Source data:
------------------------------------
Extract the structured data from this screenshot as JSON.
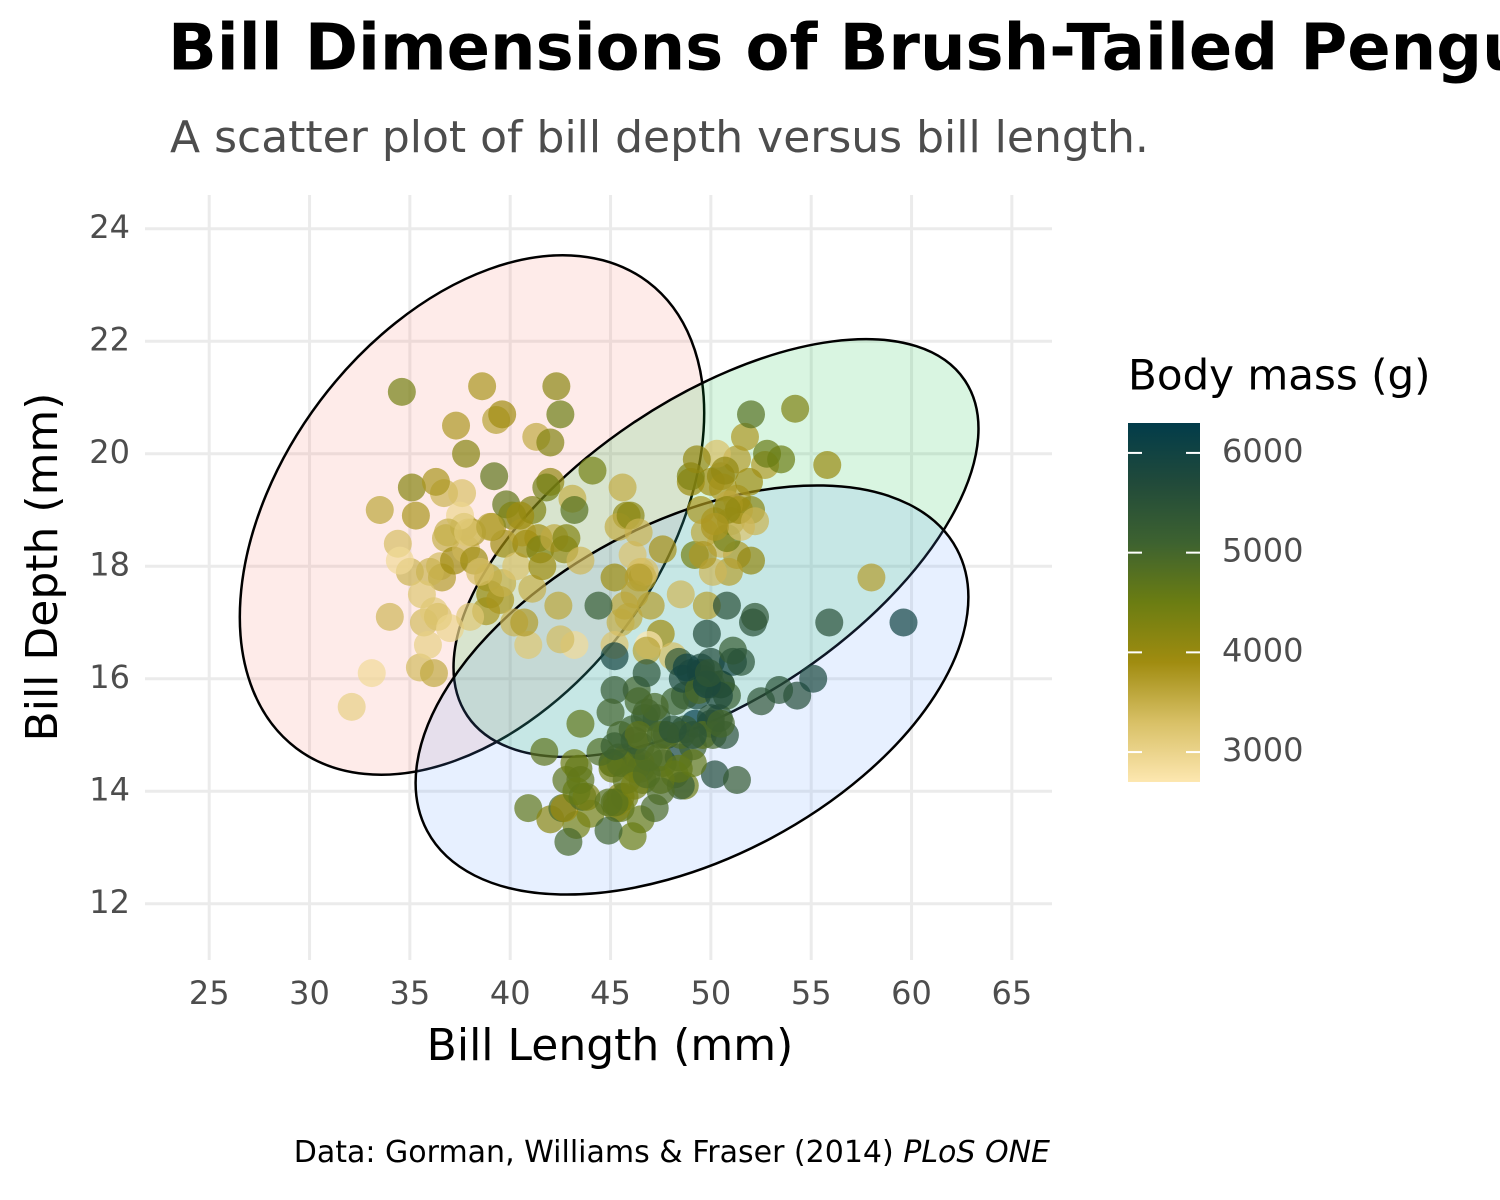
{
  "chart_data": {
    "type": "scatter",
    "title": "Bill Dimensions of Brush-Tailed Penguins",
    "subtitle": "A scatter plot of bill depth versus bill length.",
    "x_label": "Bill Length (mm)",
    "y_label": "Bill Depth (mm)",
    "caption": "Data: Gorman, Williams & Fraser (2014)",
    "caption_emphasis": "PLoS ONE",
    "xlim": [
      21.8,
      67
    ],
    "ylim": [
      11,
      24.6
    ],
    "xticks": [
      25,
      30,
      35,
      40,
      45,
      50,
      55,
      60,
      65
    ],
    "yticks": [
      12,
      14,
      16,
      18,
      20,
      22,
      24
    ],
    "grid": true,
    "color_scale": {
      "title": "Body mass (g)",
      "lim": [
        2700,
        6300
      ],
      "ticks": [
        3000,
        4000,
        5000,
        6000
      ],
      "colors": [
        "#fde7b0",
        "#d8c066",
        "#a08c10",
        "#6b7d12",
        "#3d6230",
        "#214a3a",
        "#023c4a"
      ]
    },
    "x": [
      32.1,
      33.1,
      34.6,
      33.5,
      34.4,
      35.1,
      34.0,
      35.5,
      35.0,
      35.3,
      35.7,
      35.9,
      36.2,
      36.4,
      36.5,
      36.6,
      36.7,
      36.0,
      36.2,
      36.8,
      37.0,
      37.2,
      37.3,
      37.6,
      37.7,
      37.8,
      37.8,
      38.1,
      38.2,
      38.6,
      38.8,
      38.9,
      39.0,
      39.1,
      39.2,
      39.3,
      39.5,
      39.6,
      39.7,
      39.8,
      40.1,
      40.2,
      40.3,
      40.6,
      40.8,
      40.9,
      41.1,
      41.1,
      41.3,
      41.4,
      41.5,
      41.6,
      42.0,
      42.2,
      42.3,
      42.5,
      42.7,
      42.8,
      43.1,
      43.2,
      44.1,
      45.8,
      40.5,
      38.0,
      37.5,
      36.9,
      35.6,
      34.5,
      40.7,
      41.8,
      39.6,
      38.5,
      37.9,
      39.0,
      42.0,
      36.3,
      46.5,
      50.0,
      51.3,
      45.4,
      52.7,
      45.2,
      46.1,
      51.3,
      46.0,
      51.3,
      46.6,
      51.7,
      47.0,
      52.0,
      45.9,
      50.5,
      50.3,
      58.0,
      46.4,
      49.2,
      42.4,
      48.5,
      43.2,
      50.6,
      46.7,
      52.0,
      50.5,
      49.5,
      46.4,
      52.8,
      54.2,
      42.5,
      51.0,
      49.7,
      47.5,
      47.6,
      52.0,
      46.9,
      53.5,
      49.0,
      46.2,
      50.9,
      45.5,
      50.9,
      50.8,
      50.1,
      49.0,
      51.5,
      49.8,
      48.1,
      51.4,
      45.7,
      50.7,
      52.2,
      45.2,
      49.3,
      50.2,
      45.6,
      51.9,
      46.8,
      55.8,
      43.5,
      49.6,
      50.8,
      50.2,
      46.1,
      50.0,
      48.7,
      50.0,
      47.6,
      46.5,
      45.4,
      46.7,
      43.3,
      46.8,
      40.9,
      49.0,
      45.5,
      48.4,
      45.8,
      49.3,
      42.0,
      49.2,
      46.2,
      48.7,
      50.2,
      45.1,
      46.5,
      46.3,
      42.9,
      46.1,
      47.8,
      48.2,
      50.0,
      47.3,
      42.8,
      45.1,
      59.6,
      49.1,
      48.4,
      42.6,
      44.4,
      44.0,
      48.7,
      42.7,
      49.6,
      45.3,
      49.6,
      50.5,
      43.6,
      45.5,
      50.5,
      44.9,
      45.2,
      46.6,
      48.5,
      45.1,
      50.1,
      46.5,
      45.0,
      43.8,
      45.5,
      43.2,
      50.4,
      45.3,
      46.2,
      45.7,
      54.3,
      45.8,
      49.8,
      46.2,
      49.5,
      43.5,
      50.7,
      47.7,
      46.4,
      48.2,
      46.5,
      46.4,
      48.6,
      47.5,
      51.1,
      45.2,
      45.2,
      49.1,
      52.5,
      47.4,
      50.0,
      44.9,
      50.8,
      43.4,
      51.3,
      47.5,
      52.1,
      47.5,
      52.2,
      45.5,
      49.5,
      44.5,
      50.8,
      49.4,
      46.9,
      48.4,
      51.1,
      48.5,
      55.9,
      47.2,
      49.1,
      46.8,
      41.7,
      53.4,
      43.3,
      48.1,
      50.5,
      49.8,
      43.5,
      51.5,
      46.2,
      55.1,
      48.8,
      47.2,
      46.8,
      50.4,
      45.2,
      49.9
    ],
    "values": [
      15.5,
      16.1,
      21.1,
      19.0,
      18.4,
      19.4,
      17.1,
      16.2,
      17.9,
      18.9,
      17.0,
      16.6,
      17.2,
      17.1,
      18.0,
      17.8,
      19.3,
      17.9,
      16.1,
      18.5,
      16.9,
      18.1,
      20.5,
      19.3,
      18.7,
      18.3,
      20.0,
      18.6,
      18.1,
      21.2,
      17.2,
      17.8,
      17.5,
      18.7,
      19.6,
      20.6,
      17.4,
      17.7,
      18.4,
      19.1,
      18.9,
      17.0,
      18.0,
      18.6,
      18.4,
      16.6,
      17.6,
      19.0,
      20.3,
      18.5,
      18.3,
      18.0,
      19.5,
      18.5,
      21.2,
      20.7,
      18.3,
      18.5,
      19.2,
      19.0,
      19.7,
      18.9,
      18.9,
      17.1,
      18.9,
      18.6,
      17.5,
      18.1,
      17.0,
      19.4,
      20.7,
      17.9,
      18.6,
      18.7,
      20.2,
      19.5,
      17.9,
      19.5,
      19.2,
      18.7,
      19.8,
      17.8,
      18.2,
      18.2,
      18.9,
      19.9,
      17.8,
      20.3,
      17.3,
      18.1,
      17.1,
      19.6,
      20.0,
      17.8,
      18.6,
      18.2,
      17.3,
      17.5,
      16.6,
      19.4,
      17.9,
      19.0,
      18.4,
      19.0,
      17.8,
      20.0,
      20.8,
      16.7,
      18.8,
      18.6,
      16.8,
      18.3,
      20.7,
      16.6,
      19.9,
      19.5,
      17.5,
      19.1,
      17.0,
      17.9,
      18.5,
      17.9,
      19.6,
      18.7,
      17.3,
      16.4,
      19.0,
      17.3,
      19.7,
      18.8,
      16.6,
      19.9,
      18.8,
      19.4,
      19.5,
      16.5,
      19.8,
      18.1,
      18.2,
      19.0,
      18.7,
      13.2,
      16.3,
      14.1,
      15.2,
      14.5,
      13.5,
      14.6,
      15.3,
      13.4,
      15.4,
      13.7,
      16.1,
      13.7,
      14.6,
      14.6,
      15.7,
      13.5,
      15.2,
      14.5,
      15.1,
      14.3,
      14.5,
      14.5,
      15.8,
      13.1,
      15.1,
      15.0,
      14.3,
      15.3,
      15.3,
      14.2,
      14.5,
      17.0,
      14.8,
      16.3,
      13.7,
      17.3,
      13.6,
      15.7,
      13.7,
      16.0,
      13.7,
      15.0,
      15.9,
      13.9,
      13.9,
      15.9,
      13.3,
      15.8,
      14.2,
      14.1,
      14.4,
      15.0,
      14.4,
      15.4,
      13.9,
      15.0,
      14.5,
      15.3,
      13.8,
      14.9,
      13.9,
      15.7,
      14.2,
      16.8,
      14.4,
      16.2,
      14.2,
      15.0,
      15.0,
      15.6,
      15.6,
      14.8,
      15.0,
      16.0,
      14.2,
      16.3,
      13.8,
      16.4,
      14.5,
      15.6,
      14.6,
      15.9,
      13.8,
      17.3,
      14.4,
      14.2,
      14.0,
      17.0,
      15.0,
      17.1,
      14.5,
      16.1,
      14.7,
      15.7,
      15.8,
      14.6,
      14.4,
      16.5,
      15.0,
      17.0,
      15.5,
      15.0,
      16.1,
      14.7,
      15.8,
      14.0,
      15.1,
      15.2,
      15.9,
      15.2,
      16.3,
      14.1,
      16.0,
      16.2,
      13.7,
      14.3,
      15.7,
      14.8,
      16.1
    ],
    "color_values": [
      3050,
      2900,
      4400,
      3600,
      3325,
      4200,
      3400,
      3350,
      3450,
      3800,
      3350,
      3050,
      3150,
      3300,
      3350,
      3700,
      3450,
      3450,
      3550,
      3500,
      3000,
      3900,
      3775,
      3300,
      3600,
      3400,
      4200,
      3700,
      3950,
      3800,
      3800,
      3625,
      4000,
      3750,
      4675,
      3650,
      3800,
      3500,
      3900,
      4650,
      4300,
      3450,
      3250,
      3550,
      3900,
      3200,
      3475,
      4300,
      3550,
      3875,
      4300,
      3950,
      4050,
      3550,
      4150,
      4500,
      4075,
      4250,
      3500,
      4775,
      4400,
      4100,
      3950,
      3175,
      2975,
      3500,
      3200,
      2900,
      3725,
      4450,
      3900,
      3325,
      3200,
      3650,
      4250,
      3800,
      3500,
      3900,
      3650,
      3525,
      3725,
      3950,
      3250,
      3750,
      4150,
      3700,
      3800,
      3775,
      3700,
      4050,
      3575,
      4050,
      3300,
      3700,
      3450,
      4400,
      3600,
      3400,
      2900,
      3800,
      3300,
      4150,
      3400,
      3800,
      3700,
      4550,
      4300,
      3350,
      4100,
      3600,
      3900,
      3850,
      4800,
      2700,
      4500,
      3950,
      3650,
      3550,
      3500,
      3675,
      4450,
      3400,
      4300,
      3250,
      3675,
      3325,
      3950,
      3600,
      4050,
      3450,
      3250,
      4050,
      3800,
      3525,
      3950,
      3650,
      4000,
      3400,
      3775,
      4100,
      3775,
      4500,
      5700,
      4450,
      5700,
      5400,
      4550,
      4800,
      5200,
      4400,
      5150,
      4650,
      5550,
      4650,
      5850,
      4200,
      5850,
      4150,
      6300,
      4800,
      5350,
      5700,
      5000,
      4400,
      5050,
      5000,
      5100,
      5650,
      4600,
      5550,
      5250,
      4700,
      5050,
      6050,
      5150,
      5400,
      4950,
      5250,
      4350,
      5350,
      3950,
      5700,
      4300,
      4750,
      5550,
      4900,
      4200,
      5400,
      5100,
      5300,
      4850,
      5300,
      4400,
      5000,
      4900,
      5050,
      4300,
      5000,
      4450,
      5550,
      4200,
      5300,
      4400,
      5650,
      4700,
      5700,
      4650,
      5800,
      4700,
      5550,
      4750,
      5000,
      5100,
      5200,
      4700,
      5800,
      4600,
      6000,
      4750,
      5950,
      4625,
      5450,
      4725,
      5350,
      4750,
      5600,
      4600,
      5300,
      4875,
      5550,
      4950,
      5400,
      4750,
      5650,
      4850,
      5200,
      4925,
      4875,
      4625,
      5250,
      4850,
      5600,
      4975,
      5500,
      5500,
      4700,
      5500,
      4575,
      5500,
      5000,
      5950,
      4650,
      5500,
      4375,
      5850,
      6000,
      4925,
      4850,
      5750,
      5200,
      5400
    ]
  }
}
------------------------------------
**Stated problem**
Which lines hold the word "scatter"? Show each one.

**Answer to the problem**
    "type": "scatter",
    "subtitle": "A scatter plot of bill depth versus bill length.",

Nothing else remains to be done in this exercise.